■ **PROBLEM REQUIREMENTS**:
Each entry that follows is to be retyped exactly. Pictures do not belong in the copy.

■ **DATA**:
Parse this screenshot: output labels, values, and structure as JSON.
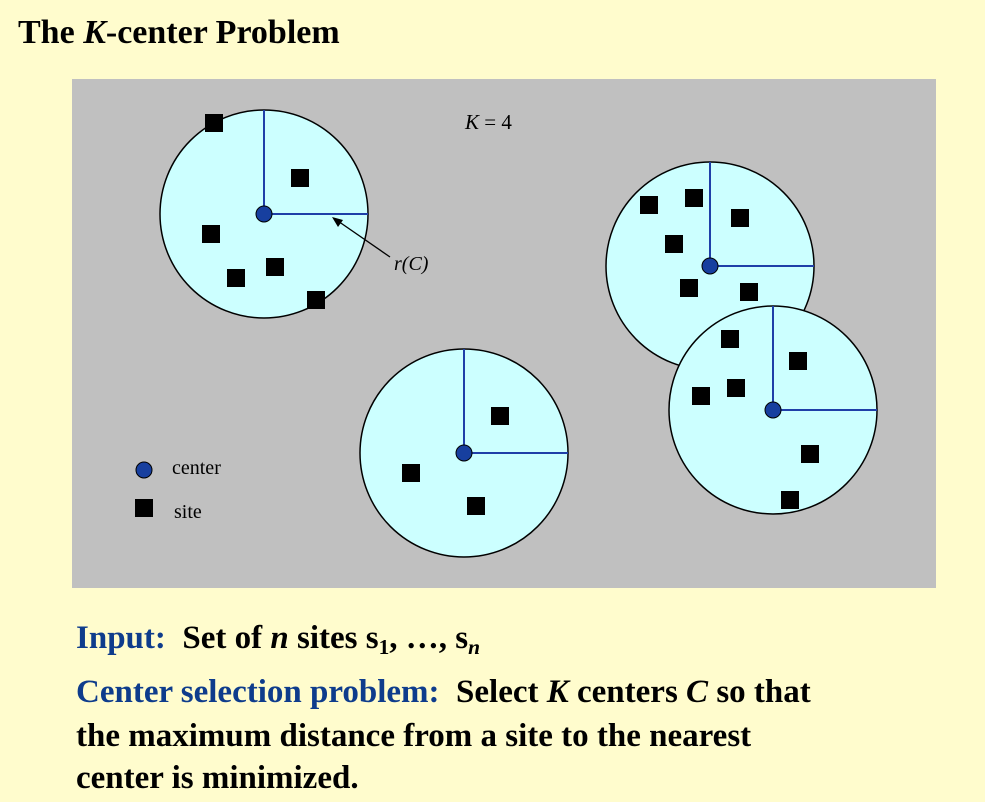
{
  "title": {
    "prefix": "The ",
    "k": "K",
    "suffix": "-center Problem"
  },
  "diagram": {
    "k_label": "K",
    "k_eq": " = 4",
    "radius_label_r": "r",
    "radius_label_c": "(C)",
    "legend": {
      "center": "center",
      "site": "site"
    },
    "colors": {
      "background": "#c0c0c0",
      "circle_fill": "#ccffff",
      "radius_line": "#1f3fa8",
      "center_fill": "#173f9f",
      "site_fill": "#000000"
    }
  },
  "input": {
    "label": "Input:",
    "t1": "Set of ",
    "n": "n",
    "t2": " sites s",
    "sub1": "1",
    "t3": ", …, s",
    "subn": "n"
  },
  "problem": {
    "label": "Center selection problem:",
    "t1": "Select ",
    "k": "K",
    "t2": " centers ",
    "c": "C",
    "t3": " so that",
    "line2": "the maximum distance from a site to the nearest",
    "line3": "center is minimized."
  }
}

■ **FINAL RESULT**:
Parse this screenshot: output labels, values, and structure as JSON.
{
  "title": {
    "prefix": "The ",
    "k": "K",
    "suffix": "-center Problem"
  },
  "diagram": {
    "k_label": "K",
    "k_eq": " = 4",
    "radius_label_r": "r",
    "radius_label_c": "(C)",
    "legend": {
      "center": "center",
      "site": "site"
    },
    "colors": {
      "background": "#c0c0c0",
      "circle_fill": "#ccffff",
      "radius_line": "#1f3fa8",
      "center_fill": "#173f9f",
      "site_fill": "#000000"
    }
  },
  "input": {
    "label": "Input:",
    "t1": "Set of ",
    "n": "n",
    "t2": " sites s",
    "sub1": "1",
    "t3": ", …, s",
    "subn": "n"
  },
  "problem": {
    "label": "Center selection problem:",
    "t1": "Select ",
    "k": "K",
    "t2": " centers ",
    "c": "C",
    "t3": " so that",
    "line2": "the maximum distance from a site to the nearest",
    "line3": "center is minimized."
  }
}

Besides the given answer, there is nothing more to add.